(YOUR INSTRUCTIONS): Each line below must be set down exactly; omit any image you find.

(PROVIDED DATA):
───
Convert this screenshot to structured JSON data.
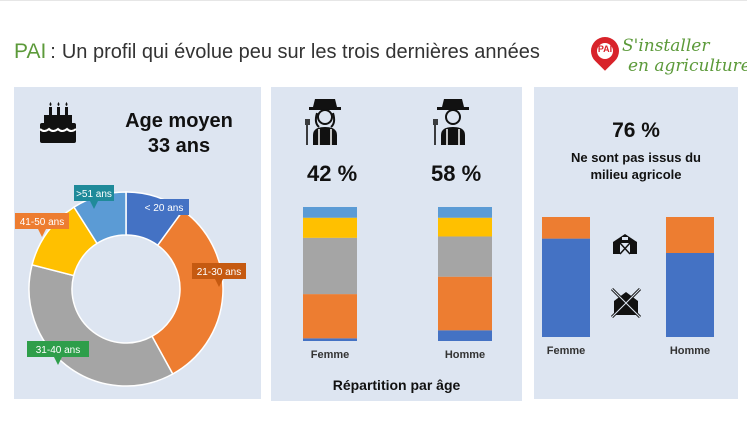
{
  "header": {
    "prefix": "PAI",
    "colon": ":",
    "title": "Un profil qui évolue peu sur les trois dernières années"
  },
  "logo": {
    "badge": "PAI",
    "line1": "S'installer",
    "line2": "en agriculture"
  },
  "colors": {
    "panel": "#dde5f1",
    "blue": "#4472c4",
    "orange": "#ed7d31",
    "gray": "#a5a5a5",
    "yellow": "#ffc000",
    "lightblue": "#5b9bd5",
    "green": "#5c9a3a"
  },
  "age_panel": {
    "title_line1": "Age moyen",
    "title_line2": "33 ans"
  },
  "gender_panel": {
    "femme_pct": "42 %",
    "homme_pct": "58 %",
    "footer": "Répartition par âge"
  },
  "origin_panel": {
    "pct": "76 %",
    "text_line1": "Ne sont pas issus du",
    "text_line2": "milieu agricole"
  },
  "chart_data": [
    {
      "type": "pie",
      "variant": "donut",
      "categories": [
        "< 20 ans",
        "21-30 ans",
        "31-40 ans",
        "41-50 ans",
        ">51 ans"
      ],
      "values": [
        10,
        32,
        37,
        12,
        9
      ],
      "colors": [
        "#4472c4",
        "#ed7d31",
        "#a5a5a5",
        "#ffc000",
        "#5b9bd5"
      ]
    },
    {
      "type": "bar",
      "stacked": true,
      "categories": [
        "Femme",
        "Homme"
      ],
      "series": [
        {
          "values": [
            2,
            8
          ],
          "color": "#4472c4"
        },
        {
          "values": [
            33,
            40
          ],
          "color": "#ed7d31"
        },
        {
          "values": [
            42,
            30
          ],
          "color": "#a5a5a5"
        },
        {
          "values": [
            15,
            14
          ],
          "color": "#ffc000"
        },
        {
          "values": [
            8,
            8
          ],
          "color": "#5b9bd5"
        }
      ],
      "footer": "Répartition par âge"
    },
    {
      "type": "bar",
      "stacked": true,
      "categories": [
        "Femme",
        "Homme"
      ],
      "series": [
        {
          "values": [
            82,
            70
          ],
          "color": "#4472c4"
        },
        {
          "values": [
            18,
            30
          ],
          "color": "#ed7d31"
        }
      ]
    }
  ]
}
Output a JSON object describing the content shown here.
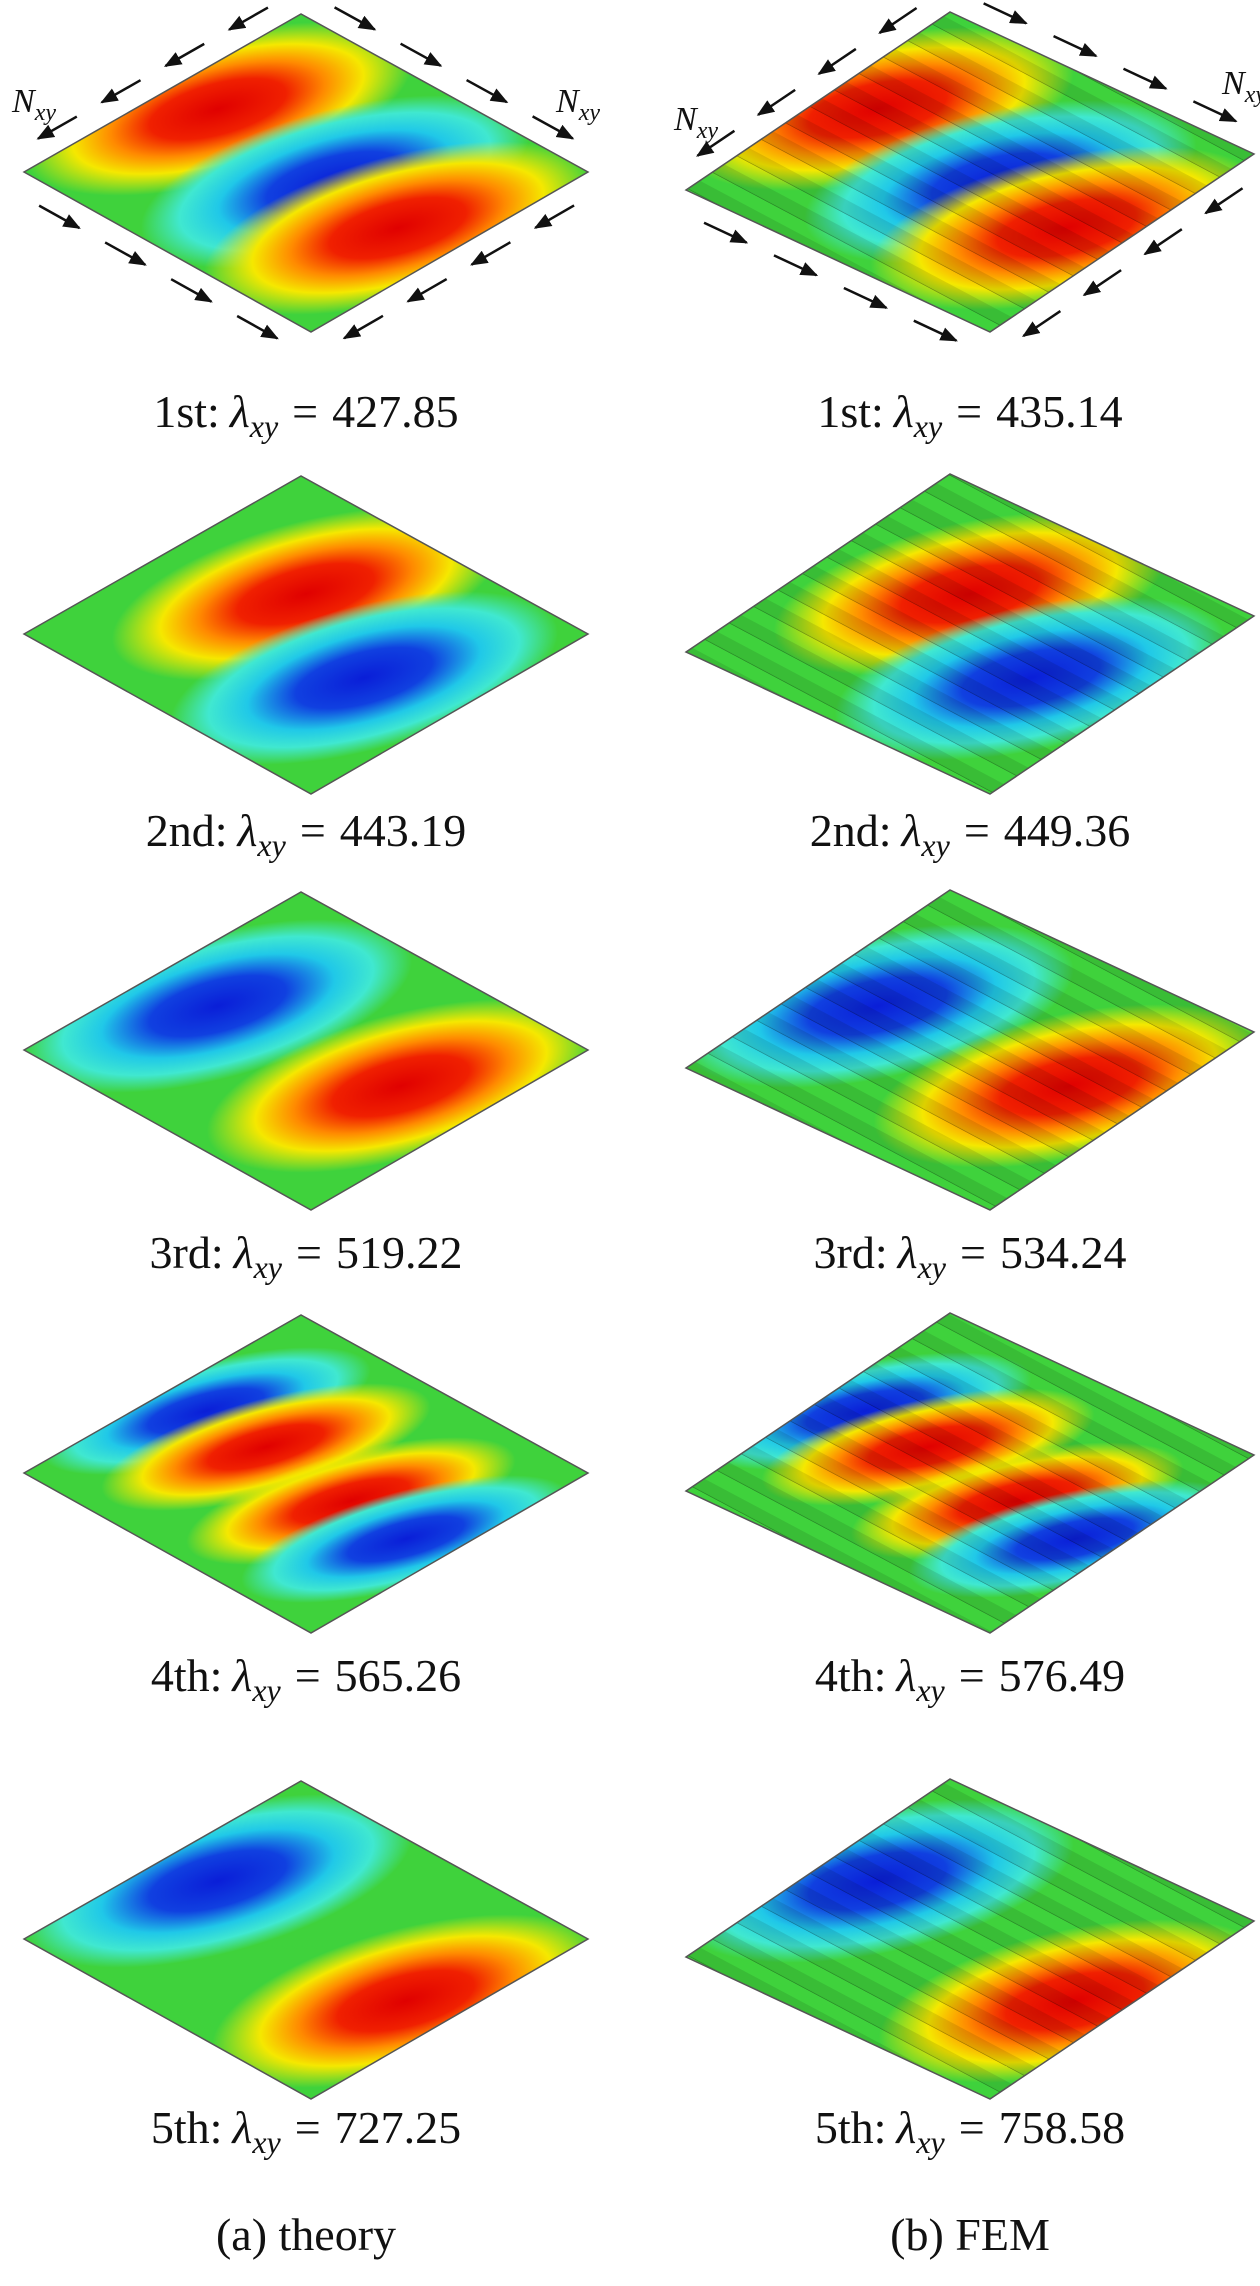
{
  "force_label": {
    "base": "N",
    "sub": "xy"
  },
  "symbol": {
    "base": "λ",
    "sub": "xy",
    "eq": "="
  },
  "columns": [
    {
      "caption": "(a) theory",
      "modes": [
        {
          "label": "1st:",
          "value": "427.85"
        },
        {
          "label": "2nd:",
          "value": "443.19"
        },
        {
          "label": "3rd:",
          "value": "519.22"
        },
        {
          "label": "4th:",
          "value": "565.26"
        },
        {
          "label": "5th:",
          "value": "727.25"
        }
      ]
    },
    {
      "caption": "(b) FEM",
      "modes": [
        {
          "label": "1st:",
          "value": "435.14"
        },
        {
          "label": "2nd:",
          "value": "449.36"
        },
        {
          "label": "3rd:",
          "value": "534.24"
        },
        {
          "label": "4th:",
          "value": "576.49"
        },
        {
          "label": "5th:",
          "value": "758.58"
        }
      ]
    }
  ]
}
───
(RESULT OF THE EXERCISE):
Convert this screenshot to structured JSON data.
{
  "header": {
    "prefix": "PAI",
    "colon": ":",
    "title": "Un profil qui évolue peu sur les trois dernières années"
  },
  "logo": {
    "badge": "PAI",
    "line1": "S'installer",
    "line2": "en agriculture"
  },
  "colors": {
    "panel": "#dde5f1",
    "blue": "#4472c4",
    "orange": "#ed7d31",
    "gray": "#a5a5a5",
    "yellow": "#ffc000",
    "lightblue": "#5b9bd5",
    "green": "#5c9a3a"
  },
  "age_panel": {
    "title_line1": "Age moyen",
    "title_line2": "33 ans"
  },
  "gender_panel": {
    "femme_pct": "42 %",
    "homme_pct": "58 %",
    "footer": "Répartition par âge"
  },
  "origin_panel": {
    "pct": "76 %",
    "text_line1": "Ne sont pas issus du",
    "text_line2": "milieu agricole"
  },
  "chart_data": [
    {
      "type": "pie",
      "variant": "donut",
      "categories": [
        "< 20 ans",
        "21-30 ans",
        "31-40 ans",
        "41-50 ans",
        ">51 ans"
      ],
      "values": [
        10,
        32,
        37,
        12,
        9
      ],
      "colors": [
        "#4472c4",
        "#ed7d31",
        "#a5a5a5",
        "#ffc000",
        "#5b9bd5"
      ]
    },
    {
      "type": "bar",
      "stacked": true,
      "categories": [
        "Femme",
        "Homme"
      ],
      "series": [
        {
          "values": [
            2,
            8
          ],
          "color": "#4472c4"
        },
        {
          "values": [
            33,
            40
          ],
          "color": "#ed7d31"
        },
        {
          "values": [
            42,
            30
          ],
          "color": "#a5a5a5"
        },
        {
          "values": [
            15,
            14
          ],
          "color": "#ffc000"
        },
        {
          "values": [
            8,
            8
          ],
          "color": "#5b9bd5"
        }
      ],
      "footer": "Répartition par âge"
    },
    {
      "type": "bar",
      "stacked": true,
      "categories": [
        "Femme",
        "Homme"
      ],
      "series": [
        {
          "values": [
            82,
            70
          ],
          "color": "#4472c4"
        },
        {
          "values": [
            18,
            30
          ],
          "color": "#ed7d31"
        }
      ]
    }
  ]
}
Output a JSON object describing the content shown here.
{
  "force_label": {
    "base": "N",
    "sub": "xy"
  },
  "symbol": {
    "base": "λ",
    "sub": "xy",
    "eq": "="
  },
  "columns": [
    {
      "caption": "(a) theory",
      "modes": [
        {
          "label": "1st:",
          "value": "427.85"
        },
        {
          "label": "2nd:",
          "value": "443.19"
        },
        {
          "label": "3rd:",
          "value": "519.22"
        },
        {
          "label": "4th:",
          "value": "565.26"
        },
        {
          "label": "5th:",
          "value": "727.25"
        }
      ]
    },
    {
      "caption": "(b) FEM",
      "modes": [
        {
          "label": "1st:",
          "value": "435.14"
        },
        {
          "label": "2nd:",
          "value": "449.36"
        },
        {
          "label": "3rd:",
          "value": "534.24"
        },
        {
          "label": "4th:",
          "value": "576.49"
        },
        {
          "label": "5th:",
          "value": "758.58"
        }
      ]
    }
  ]
}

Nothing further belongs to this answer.